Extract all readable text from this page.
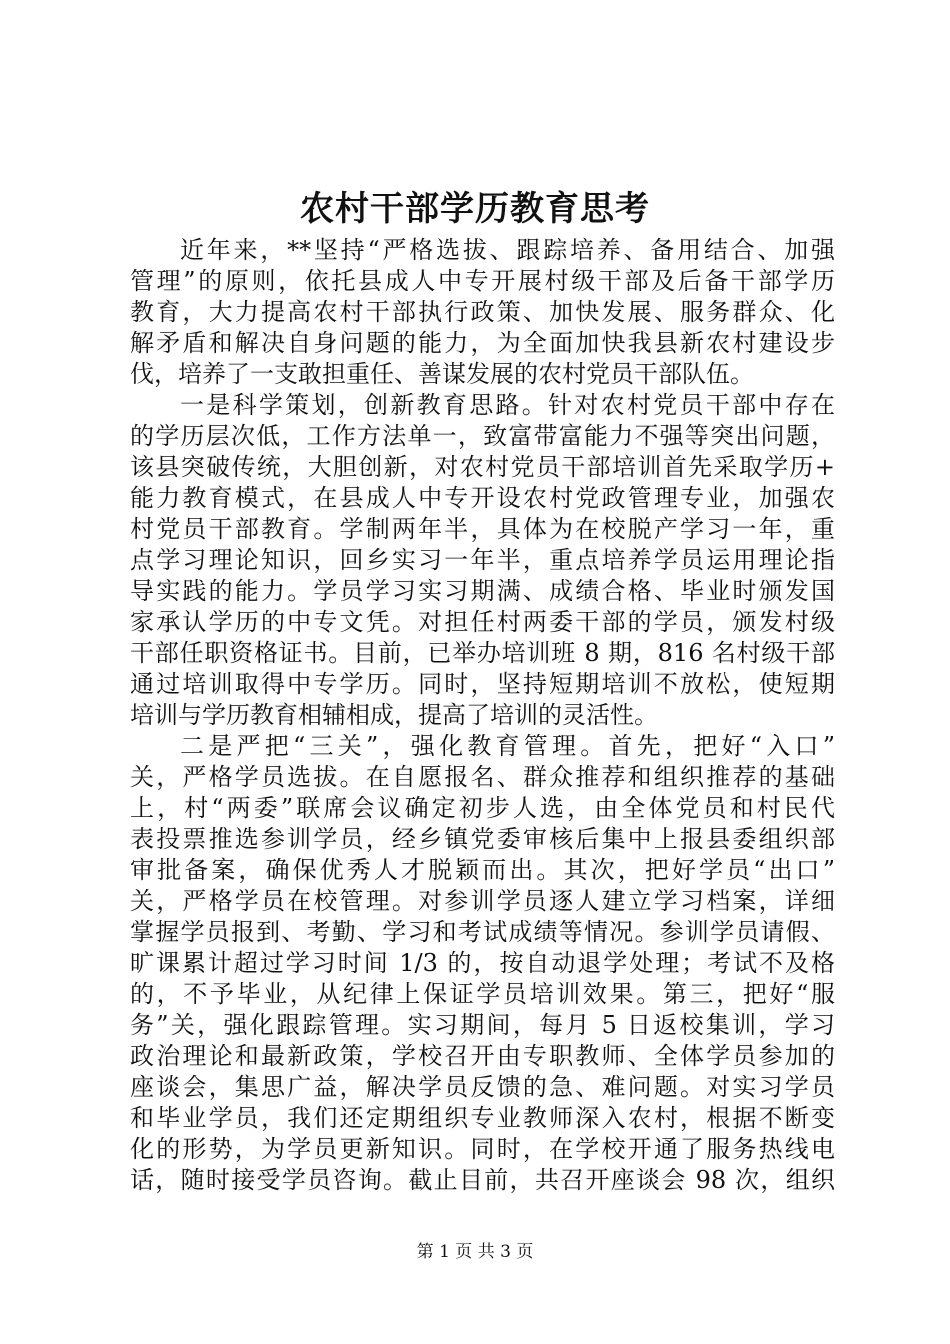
农村干部学历教育思考
近年来，**坚持“严格选拔、跟踪培养、备用结合、加强
管理”的原则，依托县成人中专开展村级干部及后备干部学历
教育，大力提高农村干部执行政策、加快发展、服务群众、化
解矛盾和解决自身问题的能力，为全面加快我县新农村建设步
伐，培养了一支敢担重任、善谋发展的农村党员干部队伍。
一是科学策划，创新教育思路。针对农村党员干部中存在
的学历层次低，工作方法单一，致富带富能力不强等突出问题，
该县突破传统，大胆创新，对农村党员干部培训首先采取学历+
能力教育模式，在县成人中专开设农村党政管理专业，加强农
村党员干部教育。学制两年半，具体为在校脱产学习一年，重
点学习理论知识，回乡实习一年半，重点培养学员运用理论指
导实践的能力。学员学习实习期满、成绩合格、毕业时颁发国
家承认学历的中专文凭。对担任村两委干部的学员，颁发村级
干部任职资格证书。目前，已举办培训班 8 期，816 名村级干部
通过培训取得中专学历。同时，坚持短期培训不放松，使短期
培训与学历教育相辅相成，提高了培训的灵活性。
二是严把“三关”，强化教育管理。首先，把好“入口”
关，严格学员选拔。在自愿报名、群众推荐和组织推荐的基础
上，村“两委”联席会议确定初步人选，由全体党员和村民代
表投票推选参训学员，经乡镇党委审核后集中上报县委组织部
审批备案，确保优秀人才脱颖而出。其次，把好学员“出口”
关，严格学员在校管理。对参训学员逐人建立学习档案，详细
掌握学员报到、考勤、学习和考试成绩等情况。参训学员请假、
旷课累计超过学习时间 1/3 的，按自动退学处理；考试不及格
的，不予毕业，从纪律上保证学员培训效果。第三，把好“服
务”关，强化跟踪管理。实习期间，每月 5 日返校集训，学习
政治理论和最新政策，学校召开由专职教师、全体学员参加的
座谈会，集思广益，解决学员反馈的急、难问题。对实习学员
和毕业学员，我们还定期组织专业教师深入农村，根据不断变
化的形势，为学员更新知识。同时，在学校开通了服务热线电
话，随时接受学员咨询。截止目前，共召开座谈会 98 次，组织
第 1 页 共 3 页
.....
◆ EXERCISE BRIEF:
Print the records above exactly as they stand, but leave out the pictures.

◆ RESULT:
Extract all readable text from this page.
农村干部学历教育思考
近年来，**坚持“严格选拔、跟踪培养、备用结合、加强
管理”的原则，依托县成人中专开展村级干部及后备干部学历
教育，大力提高农村干部执行政策、加快发展、服务群众、化
解矛盾和解决自身问题的能力，为全面加快我县新农村建设步
伐，培养了一支敢担重任、善谋发展的农村党员干部队伍。
一是科学策划，创新教育思路。针对农村党员干部中存在
的学历层次低，工作方法单一，致富带富能力不强等突出问题，
该县突破传统，大胆创新，对农村党员干部培训首先采取学历+
能力教育模式，在县成人中专开设农村党政管理专业，加强农
村党员干部教育。学制两年半，具体为在校脱产学习一年，重
点学习理论知识，回乡实习一年半，重点培养学员运用理论指
导实践的能力。学员学习实习期满、成绩合格、毕业时颁发国
家承认学历的中专文凭。对担任村两委干部的学员，颁发村级
干部任职资格证书。目前，已举办培训班 8 期，816 名村级干部
通过培训取得中专学历。同时，坚持短期培训不放松，使短期
培训与学历教育相辅相成，提高了培训的灵活性。
二是严把“三关”，强化教育管理。首先，把好“入口”
关，严格学员选拔。在自愿报名、群众推荐和组织推荐的基础
上，村“两委”联席会议确定初步人选，由全体党员和村民代
表投票推选参训学员，经乡镇党委审核后集中上报县委组织部
审批备案，确保优秀人才脱颖而出。其次，把好学员“出口”
关，严格学员在校管理。对参训学员逐人建立学习档案，详细
掌握学员报到、考勤、学习和考试成绩等情况。参训学员请假、
旷课累计超过学习时间 1/3 的，按自动退学处理；考试不及格
的，不予毕业，从纪律上保证学员培训效果。第三，把好“服
务”关，强化跟踪管理。实习期间，每月 5 日返校集训，学习
政治理论和最新政策，学校召开由专职教师、全体学员参加的
座谈会，集思广益，解决学员反馈的急、难问题。对实习学员
和毕业学员，我们还定期组织专业教师深入农村，根据不断变
化的形势，为学员更新知识。同时，在学校开通了服务热线电
话，随时接受学员咨询。截止目前，共召开座谈会 98 次，组织
第 1 页 共 3 页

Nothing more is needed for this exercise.